■ DIRECTIONS FOR THIS TASK ■
Report only the number of lines in the records that contain the word "Elektroenergie".

━━━━━━

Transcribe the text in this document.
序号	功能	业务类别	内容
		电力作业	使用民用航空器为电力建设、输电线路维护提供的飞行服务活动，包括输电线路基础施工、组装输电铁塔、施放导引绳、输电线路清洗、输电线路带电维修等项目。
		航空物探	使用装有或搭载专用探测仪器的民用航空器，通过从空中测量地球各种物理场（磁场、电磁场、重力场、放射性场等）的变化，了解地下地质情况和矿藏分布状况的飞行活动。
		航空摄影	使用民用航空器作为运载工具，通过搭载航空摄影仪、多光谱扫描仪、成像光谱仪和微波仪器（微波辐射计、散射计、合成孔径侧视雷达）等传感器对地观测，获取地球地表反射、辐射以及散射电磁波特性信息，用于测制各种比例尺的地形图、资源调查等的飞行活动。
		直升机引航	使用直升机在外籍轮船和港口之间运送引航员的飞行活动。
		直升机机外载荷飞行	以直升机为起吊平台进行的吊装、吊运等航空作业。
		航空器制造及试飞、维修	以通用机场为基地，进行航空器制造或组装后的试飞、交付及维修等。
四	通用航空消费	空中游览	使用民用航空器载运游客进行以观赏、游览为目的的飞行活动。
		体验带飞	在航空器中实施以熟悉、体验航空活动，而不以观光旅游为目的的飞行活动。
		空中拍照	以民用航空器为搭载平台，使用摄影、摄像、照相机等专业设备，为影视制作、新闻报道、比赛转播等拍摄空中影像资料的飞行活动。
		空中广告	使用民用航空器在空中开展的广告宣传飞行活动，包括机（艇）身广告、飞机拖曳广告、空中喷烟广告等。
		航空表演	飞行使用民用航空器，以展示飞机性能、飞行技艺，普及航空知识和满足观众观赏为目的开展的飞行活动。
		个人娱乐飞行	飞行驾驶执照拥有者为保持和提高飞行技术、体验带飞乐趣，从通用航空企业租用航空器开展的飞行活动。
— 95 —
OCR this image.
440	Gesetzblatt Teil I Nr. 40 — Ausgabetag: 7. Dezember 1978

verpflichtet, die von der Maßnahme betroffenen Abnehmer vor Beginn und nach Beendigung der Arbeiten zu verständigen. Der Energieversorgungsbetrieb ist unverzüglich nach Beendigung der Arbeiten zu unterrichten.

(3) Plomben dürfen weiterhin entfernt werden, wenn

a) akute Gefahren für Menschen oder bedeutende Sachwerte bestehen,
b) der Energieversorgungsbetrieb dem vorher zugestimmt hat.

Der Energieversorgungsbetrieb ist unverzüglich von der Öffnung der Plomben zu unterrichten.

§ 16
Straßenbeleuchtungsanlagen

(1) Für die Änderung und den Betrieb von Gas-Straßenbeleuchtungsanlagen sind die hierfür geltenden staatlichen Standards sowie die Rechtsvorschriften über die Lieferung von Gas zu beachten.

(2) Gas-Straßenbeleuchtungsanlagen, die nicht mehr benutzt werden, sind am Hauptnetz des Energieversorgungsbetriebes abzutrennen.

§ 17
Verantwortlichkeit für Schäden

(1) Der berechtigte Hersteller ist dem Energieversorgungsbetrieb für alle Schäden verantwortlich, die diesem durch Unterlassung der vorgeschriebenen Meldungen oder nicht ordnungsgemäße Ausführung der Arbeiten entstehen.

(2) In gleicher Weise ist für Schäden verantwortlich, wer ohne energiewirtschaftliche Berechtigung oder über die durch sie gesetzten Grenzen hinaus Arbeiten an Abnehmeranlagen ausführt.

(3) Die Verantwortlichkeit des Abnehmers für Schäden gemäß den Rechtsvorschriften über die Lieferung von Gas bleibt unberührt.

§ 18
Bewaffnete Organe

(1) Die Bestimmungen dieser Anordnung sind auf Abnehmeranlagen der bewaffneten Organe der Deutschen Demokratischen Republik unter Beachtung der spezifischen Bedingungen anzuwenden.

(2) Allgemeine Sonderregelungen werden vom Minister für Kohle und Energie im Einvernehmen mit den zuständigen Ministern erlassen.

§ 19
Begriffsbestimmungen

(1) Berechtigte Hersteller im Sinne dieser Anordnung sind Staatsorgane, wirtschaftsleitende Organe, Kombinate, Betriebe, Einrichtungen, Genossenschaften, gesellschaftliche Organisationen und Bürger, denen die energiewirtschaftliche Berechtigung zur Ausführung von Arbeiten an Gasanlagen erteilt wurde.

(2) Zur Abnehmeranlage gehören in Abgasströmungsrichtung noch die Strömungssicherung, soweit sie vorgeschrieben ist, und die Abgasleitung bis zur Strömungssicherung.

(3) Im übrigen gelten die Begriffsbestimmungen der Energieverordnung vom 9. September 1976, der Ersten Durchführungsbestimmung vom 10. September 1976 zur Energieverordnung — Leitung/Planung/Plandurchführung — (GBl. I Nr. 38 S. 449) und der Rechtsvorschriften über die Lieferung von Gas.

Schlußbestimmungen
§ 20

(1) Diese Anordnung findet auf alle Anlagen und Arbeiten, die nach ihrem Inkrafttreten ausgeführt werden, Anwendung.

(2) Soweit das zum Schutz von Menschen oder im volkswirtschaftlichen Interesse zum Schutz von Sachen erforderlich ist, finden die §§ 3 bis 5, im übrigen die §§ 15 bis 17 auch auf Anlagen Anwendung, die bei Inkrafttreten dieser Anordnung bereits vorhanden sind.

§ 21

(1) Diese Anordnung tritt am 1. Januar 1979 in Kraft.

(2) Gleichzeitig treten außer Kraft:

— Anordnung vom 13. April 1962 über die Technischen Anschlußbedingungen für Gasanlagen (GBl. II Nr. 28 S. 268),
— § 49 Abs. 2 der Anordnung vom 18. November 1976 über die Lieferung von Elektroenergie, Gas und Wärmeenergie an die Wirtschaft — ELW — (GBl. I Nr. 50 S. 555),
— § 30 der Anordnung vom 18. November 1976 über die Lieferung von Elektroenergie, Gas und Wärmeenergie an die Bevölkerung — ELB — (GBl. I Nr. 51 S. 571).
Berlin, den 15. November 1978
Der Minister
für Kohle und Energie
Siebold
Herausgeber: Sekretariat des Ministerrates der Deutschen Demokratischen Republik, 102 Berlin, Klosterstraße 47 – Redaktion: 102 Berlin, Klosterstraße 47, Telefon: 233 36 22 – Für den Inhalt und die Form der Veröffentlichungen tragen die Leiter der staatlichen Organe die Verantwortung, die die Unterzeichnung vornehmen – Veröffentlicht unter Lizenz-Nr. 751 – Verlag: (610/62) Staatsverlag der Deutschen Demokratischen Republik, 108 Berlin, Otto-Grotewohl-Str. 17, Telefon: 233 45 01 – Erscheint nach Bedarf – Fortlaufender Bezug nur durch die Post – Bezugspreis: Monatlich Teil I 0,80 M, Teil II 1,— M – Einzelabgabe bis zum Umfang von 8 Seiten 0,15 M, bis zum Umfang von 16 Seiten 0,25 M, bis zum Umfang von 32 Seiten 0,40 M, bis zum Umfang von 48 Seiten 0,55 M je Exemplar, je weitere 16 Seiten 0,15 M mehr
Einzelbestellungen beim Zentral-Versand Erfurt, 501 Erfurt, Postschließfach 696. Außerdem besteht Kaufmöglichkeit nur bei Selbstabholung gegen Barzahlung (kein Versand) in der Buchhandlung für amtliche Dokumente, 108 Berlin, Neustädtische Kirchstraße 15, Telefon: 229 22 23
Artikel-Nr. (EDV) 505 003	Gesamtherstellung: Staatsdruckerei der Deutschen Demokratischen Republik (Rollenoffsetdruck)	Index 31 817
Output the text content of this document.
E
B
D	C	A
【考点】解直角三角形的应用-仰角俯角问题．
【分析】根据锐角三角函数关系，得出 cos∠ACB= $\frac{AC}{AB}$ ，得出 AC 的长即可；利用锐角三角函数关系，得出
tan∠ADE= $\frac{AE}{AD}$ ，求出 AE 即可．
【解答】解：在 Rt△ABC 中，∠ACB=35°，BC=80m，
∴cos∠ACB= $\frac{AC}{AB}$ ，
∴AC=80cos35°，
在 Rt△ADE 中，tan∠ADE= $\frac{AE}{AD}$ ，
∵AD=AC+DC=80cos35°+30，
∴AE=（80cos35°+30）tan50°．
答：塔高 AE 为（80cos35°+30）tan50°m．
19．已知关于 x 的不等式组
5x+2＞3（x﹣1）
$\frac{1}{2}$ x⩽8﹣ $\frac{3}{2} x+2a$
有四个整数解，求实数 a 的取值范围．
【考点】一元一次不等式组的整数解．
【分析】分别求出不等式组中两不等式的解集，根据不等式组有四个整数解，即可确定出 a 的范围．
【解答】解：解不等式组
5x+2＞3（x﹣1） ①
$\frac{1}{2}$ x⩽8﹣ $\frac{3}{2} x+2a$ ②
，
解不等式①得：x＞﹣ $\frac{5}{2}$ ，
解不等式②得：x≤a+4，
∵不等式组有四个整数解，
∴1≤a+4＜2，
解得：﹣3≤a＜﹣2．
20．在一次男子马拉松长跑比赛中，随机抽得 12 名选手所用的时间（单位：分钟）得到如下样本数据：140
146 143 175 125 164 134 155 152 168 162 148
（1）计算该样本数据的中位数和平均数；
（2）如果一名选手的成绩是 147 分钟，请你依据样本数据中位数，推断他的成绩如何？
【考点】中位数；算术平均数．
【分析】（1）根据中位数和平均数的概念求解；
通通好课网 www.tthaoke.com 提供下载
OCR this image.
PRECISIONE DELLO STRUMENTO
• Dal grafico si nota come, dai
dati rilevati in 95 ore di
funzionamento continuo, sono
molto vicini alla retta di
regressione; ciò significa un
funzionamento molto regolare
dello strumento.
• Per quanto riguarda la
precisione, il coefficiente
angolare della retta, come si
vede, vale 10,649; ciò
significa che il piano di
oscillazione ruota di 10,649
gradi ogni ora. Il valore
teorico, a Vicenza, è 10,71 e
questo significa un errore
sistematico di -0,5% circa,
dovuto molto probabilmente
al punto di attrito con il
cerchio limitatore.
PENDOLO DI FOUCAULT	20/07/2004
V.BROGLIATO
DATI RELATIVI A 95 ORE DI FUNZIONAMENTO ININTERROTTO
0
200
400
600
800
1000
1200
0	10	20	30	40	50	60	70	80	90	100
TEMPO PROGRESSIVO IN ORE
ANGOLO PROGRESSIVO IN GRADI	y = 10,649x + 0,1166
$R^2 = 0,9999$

━━━━━━

■ FINISHED EXERCISE ■
2